* INPUT FOR THIS TASK
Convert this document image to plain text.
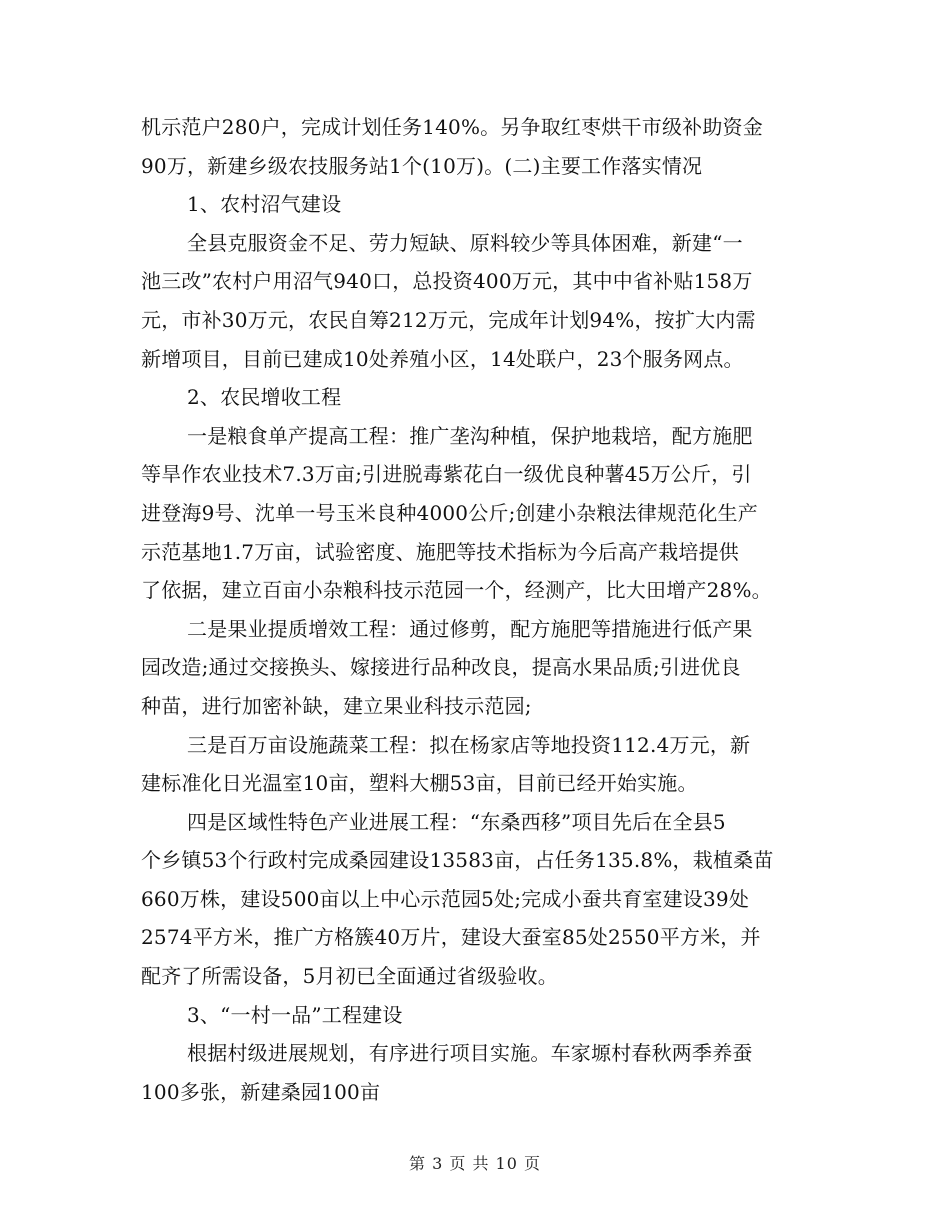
机示范户280户，完成计划任务140%。另争取红枣烘干市级补助资金
90万，新建乡级农技服务站1个(10万)。(二)主要工作落实情况
1、农村沼气建设
全县克服资金不足、劳力短缺、原料较少等具体困难，新建“一
池三改”农村户用沼气940口，总投资400万元，其中中省补贴158万
元，市补30万元，农民自筹212万元，完成年计划94%，按扩大内需
新增项目，目前已建成10处养殖小区，14处联户，23个服务网点。
2、农民增收工程
一是粮食单产提高工程：推广垄沟种植，保护地栽培，配方施肥
等旱作农业技术7.3万亩;引进脱毒紫花白一级优良种薯45万公斤，引
进登海9号、沈单一号玉米良种4000公斤;创建小杂粮法律规范化生产
示范基地1.7万亩，试验密度、施肥等技术指标为今后高产栽培提供
了依据，建立百亩小杂粮科技示范园一个，经测产，比大田增产28%。
二是果业提质增效工程：通过修剪，配方施肥等措施进行低产果
园改造;通过交接换头、嫁接进行品种改良，提高水果品质;引进优良
种苗，进行加密补缺，建立果业科技示范园;
三是百万亩设施蔬菜工程：拟在杨家店等地投资112.4万元，新
建标准化日光温室10亩，塑料大棚53亩，目前已经开始实施。
四是区域性特色产业进展工程：“东桑西移”项目先后在全县5
个乡镇53个行政村完成桑园建设13583亩，占任务135.8%，栽植桑苗
660万株，建设500亩以上中心示范园5处;完成小蚕共育室建设39处
2574平方米，推广方格簇40万片，建设大蚕室85处2550平方米，并
配齐了所需设备，5月初已全面通过省级验收。
3、“一村一品”工程建设
根据村级进展规划，有序进行项目实施。车家塬村春秋两季养蚕
100多张，新建桑园100亩
第 3 页 共 10 页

* PROBLEM STATEMENT
Reproduce each record above by retyping it exactly; omit all images.

* SOLUTION FOR THIS EXERCISE
Convert this document image to plain text.
机示范户280户，完成计划任务140%。另争取红枣烘干市级补助资金
90万，新建乡级农技服务站1个(10万)。(二)主要工作落实情况
1、农村沼气建设
全县克服资金不足、劳力短缺、原料较少等具体困难，新建“一
池三改”农村户用沼气940口，总投资400万元，其中中省补贴158万
元，市补30万元，农民自筹212万元，完成年计划94%，按扩大内需
新增项目，目前已建成10处养殖小区，14处联户，23个服务网点。
2、农民增收工程
一是粮食单产提高工程：推广垄沟种植，保护地栽培，配方施肥
等旱作农业技术7.3万亩;引进脱毒紫花白一级优良种薯45万公斤，引
进登海9号、沈单一号玉米良种4000公斤;创建小杂粮法律规范化生产
示范基地1.7万亩，试验密度、施肥等技术指标为今后高产栽培提供
了依据，建立百亩小杂粮科技示范园一个，经测产，比大田增产28%。
二是果业提质增效工程：通过修剪，配方施肥等措施进行低产果
园改造;通过交接换头、嫁接进行品种改良，提高水果品质;引进优良
种苗，进行加密补缺，建立果业科技示范园;
三是百万亩设施蔬菜工程：拟在杨家店等地投资112.4万元，新
建标准化日光温室10亩，塑料大棚53亩，目前已经开始实施。
四是区域性特色产业进展工程：“东桑西移”项目先后在全县5
个乡镇53个行政村完成桑园建设13583亩，占任务135.8%，栽植桑苗
660万株，建设500亩以上中心示范园5处;完成小蚕共育室建设39处
2574平方米，推广方格簇40万片，建设大蚕室85处2550平方米，并
配齐了所需设备，5月初已全面通过省级验收。
3、“一村一品”工程建设
根据村级进展规划，有序进行项目实施。车家塬村春秋两季养蚕
100多张，新建桑园100亩
第 3 页 共 10 页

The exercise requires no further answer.